--- Begin Dataset records ---
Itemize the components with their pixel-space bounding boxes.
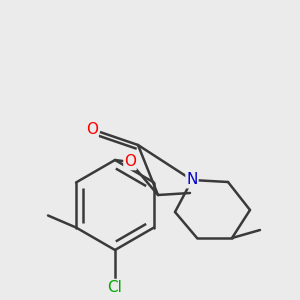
Text: N: N	[186, 172, 198, 188]
Text: O: O	[86, 122, 98, 136]
Text: O: O	[124, 154, 136, 169]
Text: N: N	[186, 172, 198, 188]
Text: Cl: Cl	[108, 280, 122, 295]
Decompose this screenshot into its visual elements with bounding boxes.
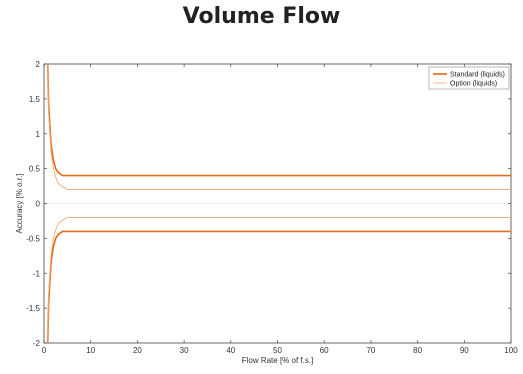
y-tick-label: -1.5 [26,304,40,313]
legend: Standard (liquids) Option (liquids) [428,66,510,90]
y-tick-label: 1.5 [29,95,41,104]
y-tick-label: 1 [36,130,41,139]
x-tick-label: 100 [504,346,518,355]
x-tick-label: 20 [133,346,142,355]
x-tick-label: 70 [366,346,375,355]
y-tick-label: -1 [33,269,41,278]
y-tick-label: 0 [36,200,41,209]
legend-box [428,66,510,90]
y-axis: -2 -1.5 -1 -0.5 0 0.5 1 1.5 2 [26,60,511,348]
series-line-option-lower [47,217,511,344]
x-tick-label: 40 [226,346,235,355]
x-tick-label: 80 [413,346,422,355]
x-axis-label: Flow Rate [% of f.s.] [242,356,314,365]
y-tick-label: 2 [36,60,41,69]
x-tick-label: 60 [320,346,329,355]
x-axis: 0 10 20 30 40 50 60 70 80 90 100 [42,64,518,355]
legend-entry-option: Option (liquids) [450,81,497,88]
x-tick-label: 30 [180,346,189,355]
legend-entry-standard: Standard (liquids) [450,72,505,79]
series-layer [46,63,511,344]
x-tick-label: 10 [86,346,95,355]
x-tick-label: 90 [460,346,469,355]
series-line-standard-lower [46,230,511,344]
y-tick-label: 0.5 [29,165,41,174]
y-axis-label: Accuracy [% o.r.] [15,173,24,233]
series-line-standard-upper [46,63,511,177]
x-tick-label: 0 [42,346,47,355]
y-tick-label: -0.5 [26,234,40,243]
chart-title: Volume Flow [182,4,341,29]
y-tick-label: -2 [33,339,41,348]
x-tick-label: 50 [273,346,282,355]
series-line-option-upper [47,63,511,190]
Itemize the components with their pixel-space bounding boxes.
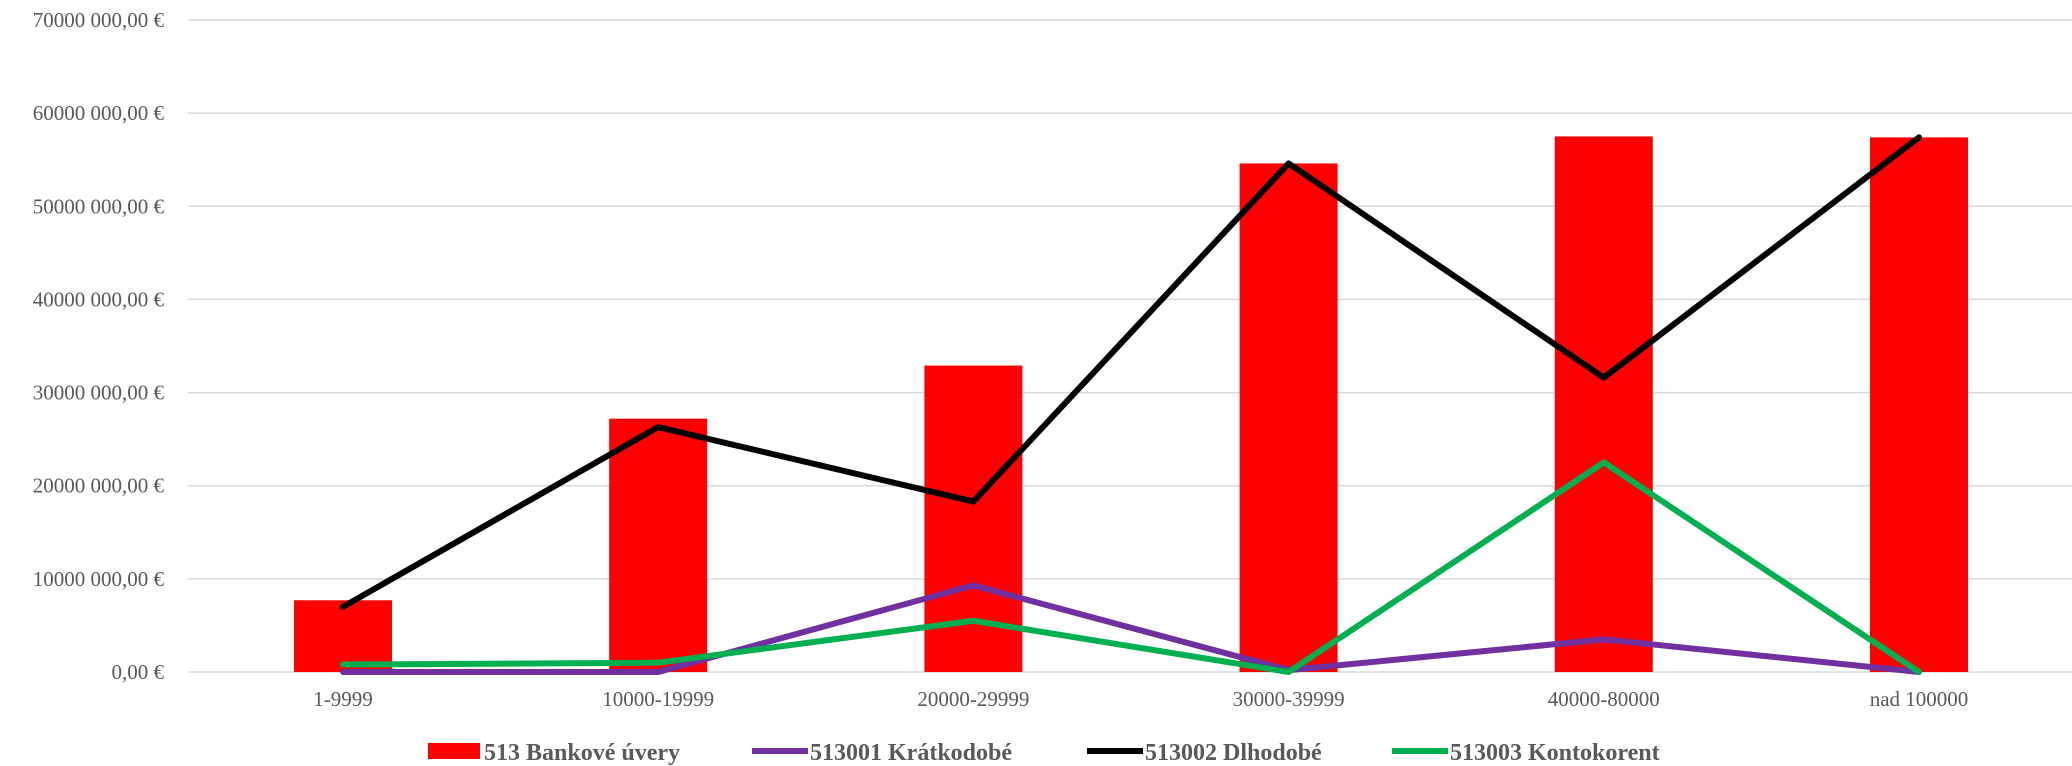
x-tick-label: 40000-80000 xyxy=(1548,687,1660,711)
x-tick-label: 10000-19999 xyxy=(602,687,714,711)
bar xyxy=(294,600,392,672)
bar xyxy=(609,418,708,672)
x-tick-label: 1-9999 xyxy=(313,687,373,711)
y-tick-label: 50000 000,00 € xyxy=(33,194,165,218)
x-tick-label: nad 100000 xyxy=(1870,687,1969,711)
y-tick-label: 0,00 € xyxy=(112,660,165,684)
x-tick-label: 20000-29999 xyxy=(917,687,1029,711)
legend-label: 513003 Kontokorent xyxy=(1450,740,1660,766)
legend-label: 513001 Krátkodobé xyxy=(810,740,1012,766)
legend-label: 513 Bankové úvery xyxy=(484,740,680,766)
y-tick-label: 70000 000,00 € xyxy=(33,8,165,32)
bar xyxy=(1239,163,1338,672)
y-tick-label: 60000 000,00 € xyxy=(33,101,165,125)
bar xyxy=(1870,137,1968,673)
series-line xyxy=(340,582,1922,675)
y-tick-label: 30000 000,00 € xyxy=(33,381,165,405)
legend-label: 513002 Dlhodobé xyxy=(1145,740,1322,766)
y-axis-ticks: 0,00 € 10000 000,00 € 20000 000,00 € 30000 … xyxy=(33,8,165,684)
y-tick-label: 20000 000,00 € xyxy=(33,474,165,498)
x-axis-ticks: 1-9999 10000-19999 20000-29999 30000-39999 4… xyxy=(313,687,1968,711)
bar xyxy=(1554,136,1653,672)
legend: 513 Bankové úvery 513001 Krátkodobé 513002… xyxy=(428,740,1660,766)
x-tick-label: 30000-39999 xyxy=(1233,687,1345,711)
series-line xyxy=(340,134,1922,610)
y-tick-label: 10000 000,00 € xyxy=(33,567,165,591)
series-line xyxy=(340,459,1922,675)
y-tick-label: 40000 000,00 € xyxy=(33,287,165,311)
bar-series xyxy=(294,136,1968,673)
legend-swatch xyxy=(428,743,480,759)
line-series xyxy=(340,134,1922,675)
gridlines xyxy=(188,19,2072,673)
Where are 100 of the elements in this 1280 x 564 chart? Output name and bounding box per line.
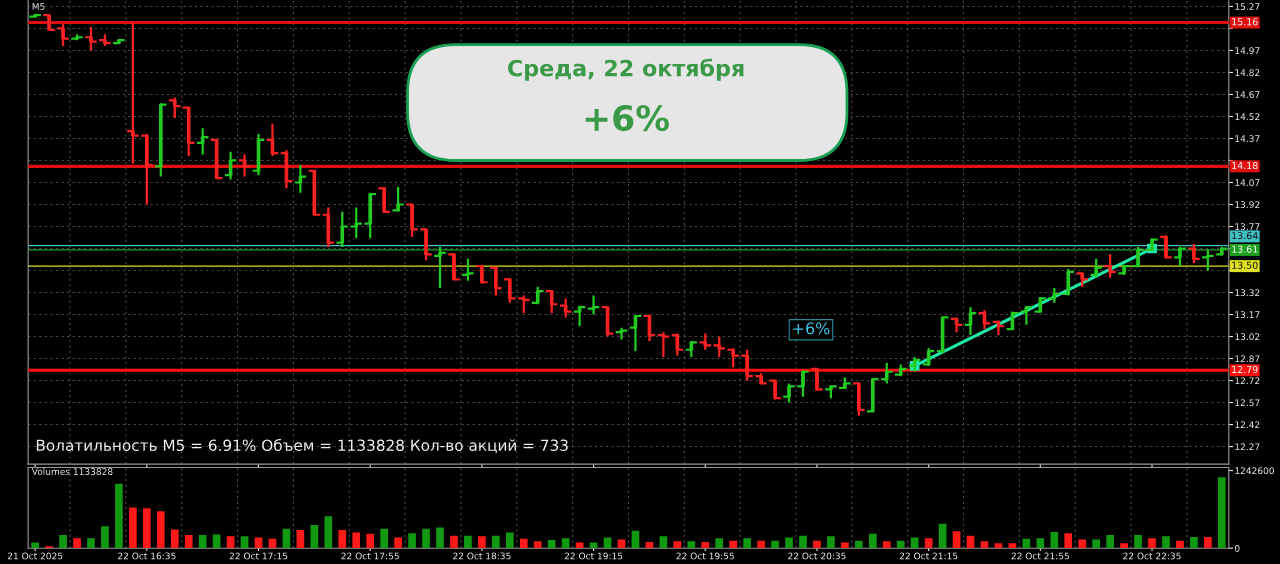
--- End Dataset records ---
Task requirements: Gather every line above that contains the string "bounding", and list them in their original order.

Solution below:
Itemize the components with their pixel-space bounding boxes.
Decompose this screenshot into its visual elements with bounding boxes.
Itemize the components with their pixel-space bounding boxes.
Where are 100 of the elements in this 1280 x 564 chart? Output name and bounding box per line.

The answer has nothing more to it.